◆ WHAT IS REQUIRED
Output the material below in full, exactly as it is.

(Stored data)
━━━━━━━━━━━━━━━━━━━━━━━━━━━━━━
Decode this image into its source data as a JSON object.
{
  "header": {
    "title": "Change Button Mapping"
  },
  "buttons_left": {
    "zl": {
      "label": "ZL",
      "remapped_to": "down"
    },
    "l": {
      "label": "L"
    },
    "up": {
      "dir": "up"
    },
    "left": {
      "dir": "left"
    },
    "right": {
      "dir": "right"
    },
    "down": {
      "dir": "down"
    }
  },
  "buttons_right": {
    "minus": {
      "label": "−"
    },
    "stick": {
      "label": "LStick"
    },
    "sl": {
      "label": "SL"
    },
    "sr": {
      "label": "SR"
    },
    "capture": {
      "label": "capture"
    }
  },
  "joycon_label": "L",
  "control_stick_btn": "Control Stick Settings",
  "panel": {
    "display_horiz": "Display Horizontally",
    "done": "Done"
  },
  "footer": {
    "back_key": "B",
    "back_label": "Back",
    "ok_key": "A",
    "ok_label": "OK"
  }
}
━━━━━━━━━━━━━━━━━━━━━━━━━━━━━━
◆ CORRECT RESULT
Decode this image into its source data as a JSON object.
{
  "header": {
    "title": "Change Button Mapping"
  },
  "buttons_left": {
    "zl": {
      "label": "ZL",
      "remapped_to": "down"
    },
    "l": {
      "label": "L"
    },
    "up": {
      "dir": "up"
    },
    "left": {
      "dir": "left"
    },
    "right": {
      "dir": "right"
    },
    "down": {
      "dir": "down"
    }
  },
  "buttons_right": {
    "minus": {
      "label": "−"
    },
    "stick": {
      "label": "LStick"
    },
    "sl": {
      "label": "SL"
    },
    "sr": {
      "label": "SR"
    },
    "capture": {
      "label": "capture"
    }
  },
  "joycon_label": "L",
  "control_stick_btn": "Control Stick Settings",
  "panel": {
    "display_horiz": "Display Horizontally",
    "done": "Done"
  },
  "footer": {
    "back_key": "B",
    "back_label": "Back",
    "ok_key": "A",
    "ok_label": "OK"
  }
}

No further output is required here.